**What you should do**
Gather every line below where "lchamli" appears.
▬▬▬▬▬▬
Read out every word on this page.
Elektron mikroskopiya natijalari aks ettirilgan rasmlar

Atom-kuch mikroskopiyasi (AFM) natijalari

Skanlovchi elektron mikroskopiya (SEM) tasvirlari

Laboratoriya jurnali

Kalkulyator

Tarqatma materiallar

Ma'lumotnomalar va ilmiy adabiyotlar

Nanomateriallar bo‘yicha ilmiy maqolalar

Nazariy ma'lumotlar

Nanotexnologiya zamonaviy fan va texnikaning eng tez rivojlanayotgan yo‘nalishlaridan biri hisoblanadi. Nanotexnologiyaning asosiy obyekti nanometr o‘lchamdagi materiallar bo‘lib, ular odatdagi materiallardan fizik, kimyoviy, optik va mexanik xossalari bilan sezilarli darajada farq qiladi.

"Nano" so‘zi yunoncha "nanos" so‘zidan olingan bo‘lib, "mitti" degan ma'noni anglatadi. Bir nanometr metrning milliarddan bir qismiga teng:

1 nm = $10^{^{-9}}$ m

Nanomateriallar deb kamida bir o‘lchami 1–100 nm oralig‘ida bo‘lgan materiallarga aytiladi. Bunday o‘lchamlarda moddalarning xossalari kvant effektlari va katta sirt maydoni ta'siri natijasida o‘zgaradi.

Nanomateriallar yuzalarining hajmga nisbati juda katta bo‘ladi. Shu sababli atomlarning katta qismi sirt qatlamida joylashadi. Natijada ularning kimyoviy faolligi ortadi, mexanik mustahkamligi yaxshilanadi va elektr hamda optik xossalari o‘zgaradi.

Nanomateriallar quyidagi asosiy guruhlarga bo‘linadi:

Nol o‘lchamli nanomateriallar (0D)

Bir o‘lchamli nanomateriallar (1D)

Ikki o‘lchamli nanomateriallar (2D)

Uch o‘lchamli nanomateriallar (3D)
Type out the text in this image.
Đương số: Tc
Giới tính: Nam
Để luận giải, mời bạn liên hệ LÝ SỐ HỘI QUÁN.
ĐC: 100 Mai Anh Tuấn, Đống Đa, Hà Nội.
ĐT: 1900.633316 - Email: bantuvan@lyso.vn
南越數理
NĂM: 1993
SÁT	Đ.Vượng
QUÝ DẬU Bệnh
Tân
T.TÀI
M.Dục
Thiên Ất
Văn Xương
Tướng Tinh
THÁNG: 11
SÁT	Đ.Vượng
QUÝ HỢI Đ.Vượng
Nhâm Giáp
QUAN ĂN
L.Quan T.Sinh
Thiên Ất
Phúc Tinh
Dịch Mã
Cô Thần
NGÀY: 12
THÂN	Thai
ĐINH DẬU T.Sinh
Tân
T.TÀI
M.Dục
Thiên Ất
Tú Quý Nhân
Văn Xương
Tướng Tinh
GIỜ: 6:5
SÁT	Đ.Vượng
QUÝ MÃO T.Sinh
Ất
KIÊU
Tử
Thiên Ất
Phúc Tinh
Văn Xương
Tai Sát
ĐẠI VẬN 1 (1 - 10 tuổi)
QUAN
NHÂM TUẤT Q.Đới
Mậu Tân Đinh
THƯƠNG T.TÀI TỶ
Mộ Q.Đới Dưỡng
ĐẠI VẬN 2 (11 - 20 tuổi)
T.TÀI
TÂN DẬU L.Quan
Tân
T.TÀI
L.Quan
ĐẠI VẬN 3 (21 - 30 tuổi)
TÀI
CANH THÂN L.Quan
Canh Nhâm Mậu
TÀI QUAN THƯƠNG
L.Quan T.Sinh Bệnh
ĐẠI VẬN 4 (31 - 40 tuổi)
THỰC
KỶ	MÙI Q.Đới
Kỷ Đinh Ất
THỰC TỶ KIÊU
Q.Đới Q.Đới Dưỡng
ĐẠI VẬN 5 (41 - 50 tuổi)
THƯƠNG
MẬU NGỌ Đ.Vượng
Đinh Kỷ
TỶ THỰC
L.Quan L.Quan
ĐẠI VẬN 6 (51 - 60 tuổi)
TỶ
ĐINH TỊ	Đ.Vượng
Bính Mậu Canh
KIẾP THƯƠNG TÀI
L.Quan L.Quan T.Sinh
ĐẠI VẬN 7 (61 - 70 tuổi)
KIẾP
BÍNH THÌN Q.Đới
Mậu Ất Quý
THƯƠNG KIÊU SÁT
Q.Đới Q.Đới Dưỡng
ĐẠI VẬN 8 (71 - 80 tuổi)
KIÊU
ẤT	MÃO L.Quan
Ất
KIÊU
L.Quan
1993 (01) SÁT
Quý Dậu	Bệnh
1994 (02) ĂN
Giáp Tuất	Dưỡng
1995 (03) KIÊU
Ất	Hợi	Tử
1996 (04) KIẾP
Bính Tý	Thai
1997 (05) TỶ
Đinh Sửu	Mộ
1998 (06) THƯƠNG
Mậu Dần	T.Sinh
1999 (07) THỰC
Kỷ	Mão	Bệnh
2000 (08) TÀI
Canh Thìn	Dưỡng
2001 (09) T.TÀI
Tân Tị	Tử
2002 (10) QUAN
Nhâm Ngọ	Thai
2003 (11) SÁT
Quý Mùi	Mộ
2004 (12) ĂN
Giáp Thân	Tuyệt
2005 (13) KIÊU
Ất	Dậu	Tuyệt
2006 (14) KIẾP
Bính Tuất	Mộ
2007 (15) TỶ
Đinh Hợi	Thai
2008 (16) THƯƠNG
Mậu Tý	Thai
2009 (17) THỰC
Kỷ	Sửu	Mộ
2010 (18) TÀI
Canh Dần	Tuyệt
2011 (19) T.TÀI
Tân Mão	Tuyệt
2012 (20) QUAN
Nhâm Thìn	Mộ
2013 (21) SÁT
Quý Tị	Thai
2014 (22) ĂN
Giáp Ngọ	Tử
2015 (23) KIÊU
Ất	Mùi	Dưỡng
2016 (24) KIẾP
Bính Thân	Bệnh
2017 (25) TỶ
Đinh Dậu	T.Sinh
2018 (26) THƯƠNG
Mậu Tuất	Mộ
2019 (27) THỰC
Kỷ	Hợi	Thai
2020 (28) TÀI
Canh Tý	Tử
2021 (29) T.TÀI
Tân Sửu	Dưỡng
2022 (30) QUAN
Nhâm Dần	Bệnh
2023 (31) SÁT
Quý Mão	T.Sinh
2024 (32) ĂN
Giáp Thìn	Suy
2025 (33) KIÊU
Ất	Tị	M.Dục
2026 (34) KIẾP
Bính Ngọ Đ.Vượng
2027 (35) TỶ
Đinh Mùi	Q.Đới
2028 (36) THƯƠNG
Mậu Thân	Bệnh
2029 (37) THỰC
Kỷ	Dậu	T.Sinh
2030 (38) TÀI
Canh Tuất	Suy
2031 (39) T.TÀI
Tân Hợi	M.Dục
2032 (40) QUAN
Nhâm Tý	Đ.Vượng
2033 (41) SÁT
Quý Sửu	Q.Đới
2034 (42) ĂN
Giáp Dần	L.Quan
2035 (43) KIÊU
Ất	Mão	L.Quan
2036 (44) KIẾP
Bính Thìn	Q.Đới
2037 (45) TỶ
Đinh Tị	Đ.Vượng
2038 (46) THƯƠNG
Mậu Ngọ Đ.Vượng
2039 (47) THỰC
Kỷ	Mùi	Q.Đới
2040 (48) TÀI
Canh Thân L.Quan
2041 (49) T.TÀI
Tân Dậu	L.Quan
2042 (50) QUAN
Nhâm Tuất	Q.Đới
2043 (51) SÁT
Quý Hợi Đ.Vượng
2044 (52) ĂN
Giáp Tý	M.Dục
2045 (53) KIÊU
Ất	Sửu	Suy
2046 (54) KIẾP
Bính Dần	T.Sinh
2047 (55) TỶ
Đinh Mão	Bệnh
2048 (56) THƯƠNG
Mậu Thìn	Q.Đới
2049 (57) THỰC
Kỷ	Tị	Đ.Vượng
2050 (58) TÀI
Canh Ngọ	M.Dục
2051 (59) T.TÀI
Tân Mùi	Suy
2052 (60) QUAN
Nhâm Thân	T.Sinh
▬▬▬▬▬▬
**In response**
Nol o‘lchamli nanomateriallar (0D)
Bir o‘lchamli nanomateriallar (1D)
Ikki o‘lchamli nanomateriallar (2D)
Uch o‘lchamli nanomateriallar (3D)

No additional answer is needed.